> TASK PROMPT
Your task is to filter the data below down to the lines holding "normal".

> DATASET EXTRACT

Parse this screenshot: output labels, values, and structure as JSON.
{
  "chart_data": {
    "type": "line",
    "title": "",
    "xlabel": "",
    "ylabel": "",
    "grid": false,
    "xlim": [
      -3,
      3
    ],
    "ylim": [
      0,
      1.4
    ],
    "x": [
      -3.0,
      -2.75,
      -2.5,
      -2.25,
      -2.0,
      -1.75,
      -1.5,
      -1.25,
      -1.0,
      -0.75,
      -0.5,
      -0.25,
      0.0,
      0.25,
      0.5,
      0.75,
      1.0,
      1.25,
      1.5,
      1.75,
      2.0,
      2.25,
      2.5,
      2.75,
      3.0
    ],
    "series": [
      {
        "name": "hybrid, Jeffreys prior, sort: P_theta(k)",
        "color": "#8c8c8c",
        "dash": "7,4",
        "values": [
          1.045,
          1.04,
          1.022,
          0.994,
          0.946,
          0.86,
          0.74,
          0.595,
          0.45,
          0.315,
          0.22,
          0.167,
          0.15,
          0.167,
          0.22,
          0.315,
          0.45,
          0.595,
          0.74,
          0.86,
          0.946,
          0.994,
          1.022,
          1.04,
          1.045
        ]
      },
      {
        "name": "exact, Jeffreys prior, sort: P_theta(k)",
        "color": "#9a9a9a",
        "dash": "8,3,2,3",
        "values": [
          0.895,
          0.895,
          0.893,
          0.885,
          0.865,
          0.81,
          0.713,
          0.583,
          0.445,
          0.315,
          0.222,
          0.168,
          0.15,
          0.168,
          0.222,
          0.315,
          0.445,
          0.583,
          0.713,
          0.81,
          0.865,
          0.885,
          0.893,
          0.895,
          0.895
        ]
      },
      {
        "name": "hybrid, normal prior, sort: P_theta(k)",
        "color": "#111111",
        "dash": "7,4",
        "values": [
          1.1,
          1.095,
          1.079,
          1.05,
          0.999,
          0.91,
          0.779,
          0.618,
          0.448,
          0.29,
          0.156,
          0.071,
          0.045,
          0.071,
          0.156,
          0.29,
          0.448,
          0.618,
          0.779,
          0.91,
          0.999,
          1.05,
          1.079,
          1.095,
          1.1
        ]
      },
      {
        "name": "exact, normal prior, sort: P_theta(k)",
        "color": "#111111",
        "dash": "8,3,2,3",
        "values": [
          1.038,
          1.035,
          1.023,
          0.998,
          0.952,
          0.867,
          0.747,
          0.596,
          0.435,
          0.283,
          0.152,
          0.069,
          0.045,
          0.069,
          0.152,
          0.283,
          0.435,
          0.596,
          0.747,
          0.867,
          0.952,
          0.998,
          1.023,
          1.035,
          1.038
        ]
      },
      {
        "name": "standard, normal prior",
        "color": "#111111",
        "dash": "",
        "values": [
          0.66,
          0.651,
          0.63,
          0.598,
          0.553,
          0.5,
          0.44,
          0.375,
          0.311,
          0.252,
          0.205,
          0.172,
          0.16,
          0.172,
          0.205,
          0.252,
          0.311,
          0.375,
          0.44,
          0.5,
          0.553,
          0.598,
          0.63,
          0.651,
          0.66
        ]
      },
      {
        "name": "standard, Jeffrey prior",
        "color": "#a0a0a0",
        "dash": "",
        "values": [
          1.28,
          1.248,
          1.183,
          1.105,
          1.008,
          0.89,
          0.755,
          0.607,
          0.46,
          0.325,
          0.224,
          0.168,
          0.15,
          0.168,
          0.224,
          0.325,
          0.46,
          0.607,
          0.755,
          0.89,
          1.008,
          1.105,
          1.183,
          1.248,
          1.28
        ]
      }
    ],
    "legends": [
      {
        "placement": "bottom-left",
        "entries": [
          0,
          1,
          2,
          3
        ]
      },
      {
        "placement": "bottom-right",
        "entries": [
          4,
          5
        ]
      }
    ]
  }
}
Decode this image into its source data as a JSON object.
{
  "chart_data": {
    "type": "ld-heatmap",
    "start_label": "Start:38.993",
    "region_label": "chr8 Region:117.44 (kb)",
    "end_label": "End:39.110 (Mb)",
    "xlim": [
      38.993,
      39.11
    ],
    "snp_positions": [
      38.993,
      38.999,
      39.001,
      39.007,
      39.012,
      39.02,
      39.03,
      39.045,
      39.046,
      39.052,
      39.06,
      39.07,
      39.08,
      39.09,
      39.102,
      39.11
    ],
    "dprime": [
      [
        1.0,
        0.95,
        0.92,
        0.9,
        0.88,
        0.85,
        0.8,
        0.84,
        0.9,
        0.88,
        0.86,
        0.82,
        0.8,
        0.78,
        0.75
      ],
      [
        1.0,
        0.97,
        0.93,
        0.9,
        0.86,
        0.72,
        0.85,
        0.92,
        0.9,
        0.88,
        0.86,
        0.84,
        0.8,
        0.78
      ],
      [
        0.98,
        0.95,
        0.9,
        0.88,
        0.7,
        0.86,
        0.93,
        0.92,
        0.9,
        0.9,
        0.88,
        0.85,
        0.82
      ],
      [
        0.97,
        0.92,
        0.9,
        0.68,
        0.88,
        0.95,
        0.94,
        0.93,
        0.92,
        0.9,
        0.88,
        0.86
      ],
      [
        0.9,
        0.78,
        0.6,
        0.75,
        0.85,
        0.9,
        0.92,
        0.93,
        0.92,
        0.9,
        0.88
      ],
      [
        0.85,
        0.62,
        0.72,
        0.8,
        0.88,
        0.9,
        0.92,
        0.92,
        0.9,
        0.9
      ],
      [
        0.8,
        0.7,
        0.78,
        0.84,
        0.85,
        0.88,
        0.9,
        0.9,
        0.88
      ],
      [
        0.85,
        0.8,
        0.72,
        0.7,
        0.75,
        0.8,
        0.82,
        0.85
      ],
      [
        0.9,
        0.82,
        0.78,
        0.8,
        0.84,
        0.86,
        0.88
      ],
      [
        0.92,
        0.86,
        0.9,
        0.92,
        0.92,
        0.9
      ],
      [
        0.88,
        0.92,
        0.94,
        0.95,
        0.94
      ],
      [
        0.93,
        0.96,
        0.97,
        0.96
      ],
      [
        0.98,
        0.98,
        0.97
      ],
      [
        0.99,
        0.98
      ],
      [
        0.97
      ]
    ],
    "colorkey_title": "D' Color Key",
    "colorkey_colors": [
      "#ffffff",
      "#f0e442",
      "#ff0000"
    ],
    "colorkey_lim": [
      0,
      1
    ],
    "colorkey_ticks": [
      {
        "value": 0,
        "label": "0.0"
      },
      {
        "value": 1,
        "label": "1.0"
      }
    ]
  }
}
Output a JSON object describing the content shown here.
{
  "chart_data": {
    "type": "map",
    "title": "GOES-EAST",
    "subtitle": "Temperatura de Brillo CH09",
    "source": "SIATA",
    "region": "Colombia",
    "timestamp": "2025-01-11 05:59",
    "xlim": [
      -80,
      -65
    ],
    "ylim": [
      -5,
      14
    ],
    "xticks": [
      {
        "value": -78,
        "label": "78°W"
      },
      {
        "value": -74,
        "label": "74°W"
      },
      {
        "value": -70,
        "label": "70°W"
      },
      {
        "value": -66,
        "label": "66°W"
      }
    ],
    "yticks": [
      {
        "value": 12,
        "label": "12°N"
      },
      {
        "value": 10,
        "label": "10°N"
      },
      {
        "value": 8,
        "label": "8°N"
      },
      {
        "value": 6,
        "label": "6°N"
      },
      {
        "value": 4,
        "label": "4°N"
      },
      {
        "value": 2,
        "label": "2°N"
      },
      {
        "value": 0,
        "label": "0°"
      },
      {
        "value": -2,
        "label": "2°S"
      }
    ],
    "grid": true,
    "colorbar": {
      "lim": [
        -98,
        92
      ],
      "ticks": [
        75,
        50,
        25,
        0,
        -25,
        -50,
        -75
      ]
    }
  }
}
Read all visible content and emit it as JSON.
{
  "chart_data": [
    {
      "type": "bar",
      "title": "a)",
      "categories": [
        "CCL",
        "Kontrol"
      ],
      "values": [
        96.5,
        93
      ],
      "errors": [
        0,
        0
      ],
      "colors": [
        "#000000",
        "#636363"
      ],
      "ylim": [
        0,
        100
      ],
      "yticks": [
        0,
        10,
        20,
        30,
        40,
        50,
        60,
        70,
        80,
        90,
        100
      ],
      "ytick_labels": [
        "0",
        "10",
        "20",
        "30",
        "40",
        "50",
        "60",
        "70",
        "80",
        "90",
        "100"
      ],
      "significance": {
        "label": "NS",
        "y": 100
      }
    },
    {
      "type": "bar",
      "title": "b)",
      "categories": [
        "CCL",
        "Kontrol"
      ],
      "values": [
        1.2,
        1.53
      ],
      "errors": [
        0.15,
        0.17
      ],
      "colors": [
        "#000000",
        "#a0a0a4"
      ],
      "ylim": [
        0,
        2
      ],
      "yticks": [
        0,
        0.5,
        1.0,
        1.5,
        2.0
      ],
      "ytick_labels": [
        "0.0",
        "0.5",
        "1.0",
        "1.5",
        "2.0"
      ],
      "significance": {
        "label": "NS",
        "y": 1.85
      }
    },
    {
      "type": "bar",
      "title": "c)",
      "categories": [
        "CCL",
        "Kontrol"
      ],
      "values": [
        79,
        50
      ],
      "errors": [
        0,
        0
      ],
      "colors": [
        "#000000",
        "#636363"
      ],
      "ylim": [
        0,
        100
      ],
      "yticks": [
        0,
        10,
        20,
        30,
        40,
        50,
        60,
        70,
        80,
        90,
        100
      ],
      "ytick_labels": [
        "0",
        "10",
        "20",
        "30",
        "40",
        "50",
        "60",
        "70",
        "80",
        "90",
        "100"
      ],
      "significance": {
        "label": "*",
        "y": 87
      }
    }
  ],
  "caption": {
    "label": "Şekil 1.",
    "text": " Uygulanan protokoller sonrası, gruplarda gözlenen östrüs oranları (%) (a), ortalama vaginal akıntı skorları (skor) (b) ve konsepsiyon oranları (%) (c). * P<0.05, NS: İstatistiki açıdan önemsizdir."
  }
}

> TASK ANSWER
        "name": "hybrid, normal prior, sort: P_theta(k)",
        "name": "exact, normal prior, sort: P_theta(k)",
        "name": "standard, normal prior",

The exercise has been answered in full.